▶ **WRITTEN EXERCISE**: Every record must be transcribed in its entirety, apart from the images, which are to be omitted.

▶ **RECORD EXTRACTS**:

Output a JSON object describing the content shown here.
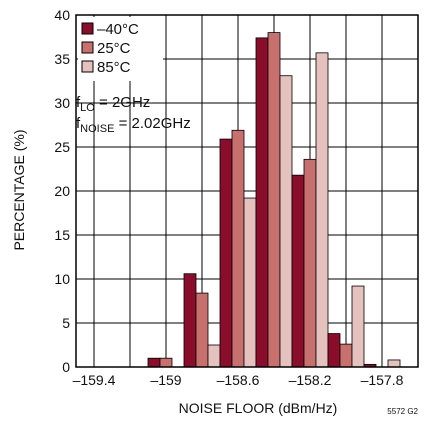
{
  "chart_data": {
    "type": "bar",
    "xlabel": "NOISE FLOOR (dBm/Hz)",
    "ylabel": "PERCENTAGE (%)",
    "ylim": [
      0,
      40
    ],
    "xlim": [
      -159.5,
      -157.6
    ],
    "x_ticks": [
      -159.4,
      -159.0,
      -158.6,
      -158.2,
      -157.8
    ],
    "x_tick_labels": [
      "–159.4",
      "–159",
      "–158.6",
      "–158.2",
      "–157.8"
    ],
    "y_ticks": [
      0,
      5,
      10,
      15,
      20,
      25,
      30,
      35,
      40
    ],
    "grid": true,
    "legend_position": "top-left",
    "bin_width": 0.2,
    "categories": [
      -159.2,
      -159.0,
      -158.8,
      -158.6,
      -158.4,
      -158.2,
      -158.0,
      -157.8,
      -157.6
    ],
    "series": [
      {
        "name": "–40°C",
        "color": "#8b0d2c",
        "values": [
          0,
          1.0,
          10.6,
          25.9,
          37.4,
          21.8,
          3.8,
          0.3,
          0
        ]
      },
      {
        "name": "25°C",
        "color": "#c8706e",
        "values": [
          0,
          1.0,
          8.4,
          26.9,
          38.0,
          23.6,
          2.6,
          0,
          0
        ]
      },
      {
        "name": "85°C",
        "color": "#e6c2bf",
        "values": [
          0,
          0,
          2.5,
          19.2,
          33.1,
          35.7,
          9.2,
          0.8,
          0
        ]
      }
    ],
    "annotations": {
      "flo_main": "f",
      "flo_sub": "LO",
      "flo_val": " = 2GHz",
      "fnoise_main": "f",
      "fnoise_sub": "NOISE",
      "fnoise_val": " = 2.02GHz"
    },
    "figure_id": "5572 G2"
  }
}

▶ **EXERCISE ANSWER**:
Output a JSON object describing the content shown here.
{
  "chart_data": {
    "type": "bar",
    "xlabel": "NOISE FLOOR (dBm/Hz)",
    "ylabel": "PERCENTAGE (%)",
    "ylim": [
      0,
      40
    ],
    "xlim": [
      -159.5,
      -157.6
    ],
    "x_ticks": [
      -159.4,
      -159.0,
      -158.6,
      -158.2,
      -157.8
    ],
    "x_tick_labels": [
      "–159.4",
      "–159",
      "–158.6",
      "–158.2",
      "–157.8"
    ],
    "y_ticks": [
      0,
      5,
      10,
      15,
      20,
      25,
      30,
      35,
      40
    ],
    "grid": true,
    "legend_position": "top-left",
    "bin_width": 0.2,
    "categories": [
      -159.2,
      -159.0,
      -158.8,
      -158.6,
      -158.4,
      -158.2,
      -158.0,
      -157.8,
      -157.6
    ],
    "series": [
      {
        "name": "–40°C",
        "color": "#8b0d2c",
        "values": [
          0,
          1.0,
          10.6,
          25.9,
          37.4,
          21.8,
          3.8,
          0.3,
          0
        ]
      },
      {
        "name": "25°C",
        "color": "#c8706e",
        "values": [
          0,
          1.0,
          8.4,
          26.9,
          38.0,
          23.6,
          2.6,
          0,
          0
        ]
      },
      {
        "name": "85°C",
        "color": "#e6c2bf",
        "values": [
          0,
          0,
          2.5,
          19.2,
          33.1,
          35.7,
          9.2,
          0.8,
          0
        ]
      }
    ],
    "annotations": {
      "flo_main": "f",
      "flo_sub": "LO",
      "flo_val": " = 2GHz",
      "fnoise_main": "f",
      "fnoise_sub": "NOISE",
      "fnoise_val": " = 2.02GHz"
    },
    "figure_id": "5572 G2"
  }
}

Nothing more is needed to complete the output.